DIRECTIVE: Could you transcribe the material below exactly, without leaving out a single line?

● ● ●

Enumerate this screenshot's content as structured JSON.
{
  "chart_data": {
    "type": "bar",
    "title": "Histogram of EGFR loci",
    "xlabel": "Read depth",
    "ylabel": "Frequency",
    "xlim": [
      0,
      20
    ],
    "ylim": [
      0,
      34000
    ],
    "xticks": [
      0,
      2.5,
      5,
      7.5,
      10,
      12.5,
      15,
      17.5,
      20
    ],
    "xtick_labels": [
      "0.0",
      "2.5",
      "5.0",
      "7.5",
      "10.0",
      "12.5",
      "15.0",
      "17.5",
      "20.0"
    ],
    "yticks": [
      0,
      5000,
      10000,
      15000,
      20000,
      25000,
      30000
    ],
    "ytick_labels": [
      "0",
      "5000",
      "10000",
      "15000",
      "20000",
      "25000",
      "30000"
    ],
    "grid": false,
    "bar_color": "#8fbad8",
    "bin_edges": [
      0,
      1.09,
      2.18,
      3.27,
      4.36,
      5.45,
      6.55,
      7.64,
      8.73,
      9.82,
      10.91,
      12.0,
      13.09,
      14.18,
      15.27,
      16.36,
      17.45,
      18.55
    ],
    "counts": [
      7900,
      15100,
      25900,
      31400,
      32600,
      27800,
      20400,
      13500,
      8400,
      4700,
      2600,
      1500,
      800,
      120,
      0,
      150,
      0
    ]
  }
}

● ● ●

SOLUTION:
Enumerate this screenshot's content as structured JSON.
{
  "chart_data": {
    "type": "bar",
    "title": "Histogram of EGFR loci",
    "xlabel": "Read depth",
    "ylabel": "Frequency",
    "xlim": [
      0,
      20
    ],
    "ylim": [
      0,
      34000
    ],
    "xticks": [
      0,
      2.5,
      5,
      7.5,
      10,
      12.5,
      15,
      17.5,
      20
    ],
    "xtick_labels": [
      "0.0",
      "2.5",
      "5.0",
      "7.5",
      "10.0",
      "12.5",
      "15.0",
      "17.5",
      "20.0"
    ],
    "yticks": [
      0,
      5000,
      10000,
      15000,
      20000,
      25000,
      30000
    ],
    "ytick_labels": [
      "0",
      "5000",
      "10000",
      "15000",
      "20000",
      "25000",
      "30000"
    ],
    "grid": false,
    "bar_color": "#8fbad8",
    "bin_edges": [
      0,
      1.09,
      2.18,
      3.27,
      4.36,
      5.45,
      6.55,
      7.64,
      8.73,
      9.82,
      10.91,
      12.0,
      13.09,
      14.18,
      15.27,
      16.36,
      17.45,
      18.55
    ],
    "counts": [
      7900,
      15100,
      25900,
      31400,
      32600,
      27800,
      20400,
      13500,
      8400,
      4700,
      2600,
      1500,
      800,
      120,
      0,
      150,
      0
    ]
  }
}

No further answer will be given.